--- Activity ---
Every line of the entries below that carries the string "opgenomen" should be copied.

——

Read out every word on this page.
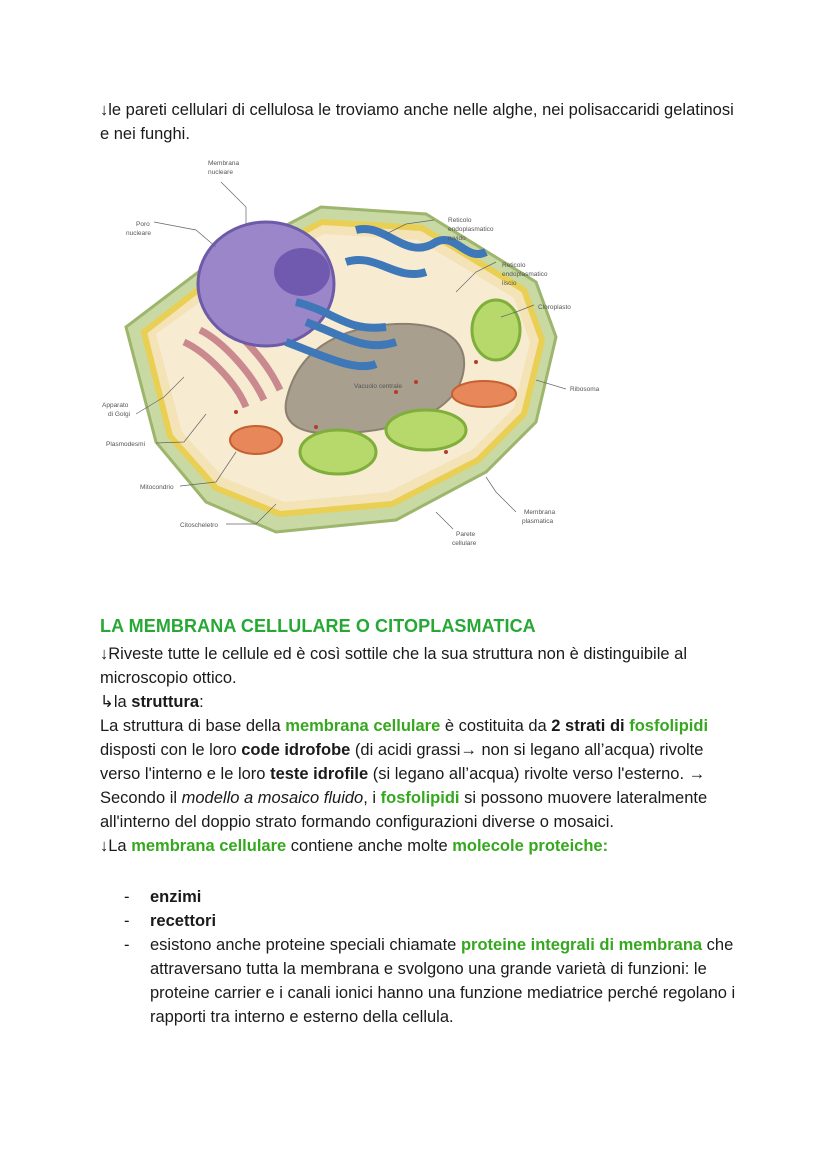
↓le pareti cellulari di cellulosa le troviamo anche nelle alghe, nei polisaccaridi gelatinosi e nei funghi.
Membrana
nucleare
Poro
nucleare
Reticolo
endoplasmatico
ruvido
Reticolo
endoplasmatico
liscio
Cloroplasto
Ribosoma
Vacuolo centrale
Apparato
di Golgi
Plasmodesmi
Mitocondrio
Citoscheletro
Parete
cellulare
Membrana
plasmatica
LA MEMBRANA CELLULARE O CITOPLASMATICA
↓Riveste tutte le cellule ed è così sottile che la sua struttura non è distinguibile al microscopio ottico.
↳la struttura:
La struttura di base della membrana cellulare è costituita da 2 strati di fosfolipidi disposti con le loro code idrofobe (di acidi grassi→ non si legano all’acqua) rivolte verso l'interno e le loro teste idrofile (si legano all’acqua) rivolte verso l'esterno. → Secondo il modello a mosaico fluido, i fosfolipidi si possono muovere lateralmente all'interno del doppio strato formando configurazioni diverse o mosaici.
↓La membrana cellulare contiene anche molte molecole proteiche:
- enzimi
- recettori
- esistono anche proteine speciali chiamate proteine integrali di membrana che attraversano tutta la membrana e svolgono una grande varietà di funzioni: le proteine carrier e i canali ionici hanno una funzione mediatrice perché regolano i rapporti tra interno e esterno della cellula.
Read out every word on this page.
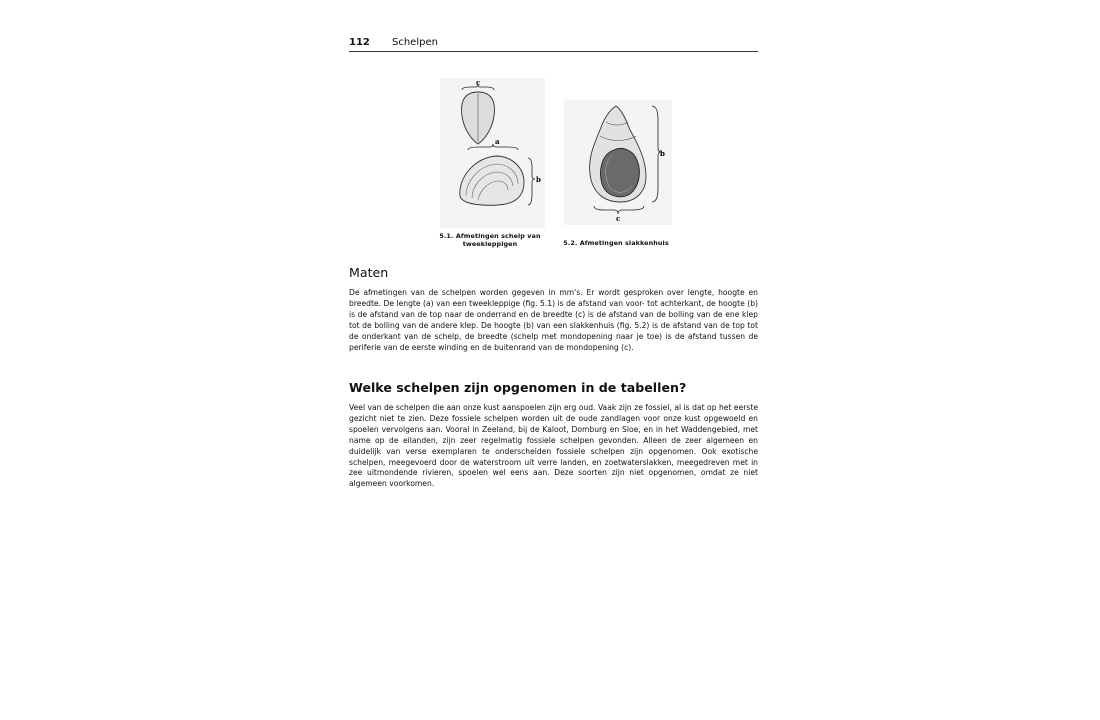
112 Schelpen
c
a
b
b
c
5.1. Afmetingen schelp van
tweekleppigen	5.2. Afmetingen slakkenhuis
Maten

De afmetingen van de schelpen worden gegeven in mm's. Er wordt gesproken over lengte, hoogte en breedte. De lengte (a) van een tweekleppige (fig. 5.1) is de afstand van voor- tot achterkant, de hoogte (b) is de afstand van de top naar de onderrand en de breedte (c) is de afstand van de bolling van de ene klep tot de bolling van de andere klep. De hoogte (b) van een slakkenhuis (fig. 5.2) is de afstand van de top tot de onderkant van de schelp, de breedte (schelp met mondopening naar je toe) is de afstand tussen de periferie van de eerste winding en de buitenrand van de mondopening (c).

Welke schelpen zijn opgenomen in de tabellen?

Veel van de schelpen die aan onze kust aanspoelen zijn erg oud. Vaak zijn ze fossiel, al is dat op het eerste gezicht niet te zien. Deze fossiele schelpen worden uit de oude zandlagen voor onze kust opgewoeld en spoelen vervolgens aan. Vooral in Zeeland, bij de Kaloot, Domburg en Sloe, en in het Waddengebied, met name op de eilanden, zijn zeer regelmatig fossiele schelpen gevonden. Alleen de zeer algemeen en duidelijk van verse exemplaren te onderscheiden fossiele schelpen zijn opgenomen. Ook exotische schelpen, meegevoerd door de waterstroom uit verre landen, en zoetwaterslakken, meegedreven met in zee uitmondende rivieren, spoelen wel eens aan. Deze soorten zijn niet opgenomen, omdat ze niet algemeen voorkomen.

——

--- Answer area ---
Welke schelpen zijn opgenomen in de tabellen?
Veel van de schelpen die aan onze kust aanspoelen zijn erg oud. Vaak zijn ze fossiel, al is dat op het eerste gezicht niet te zien. Deze fossiele schelpen worden uit de oude zandlagen voor onze kust opgewoeld en spoelen vervolgens aan. Vooral in Zeeland, bij de Kaloot, Domburg en Sloe, en in het Waddengebied, met name op de eilanden, zijn zeer regelmatig fossiele schelpen gevonden. Alleen de zeer algemeen en duidelijk van verse exemplaren te onderscheiden fossiele schelpen zijn opgenomen. Ook exotische schelpen, meegevoerd door de waterstroom uit verre landen, en zoetwaterslakken, meegedreven met in zee uitmondende rivieren, spoelen wel eens aan. Deze soorten zijn niet opgenomen, omdat ze niet algemeen voorkomen.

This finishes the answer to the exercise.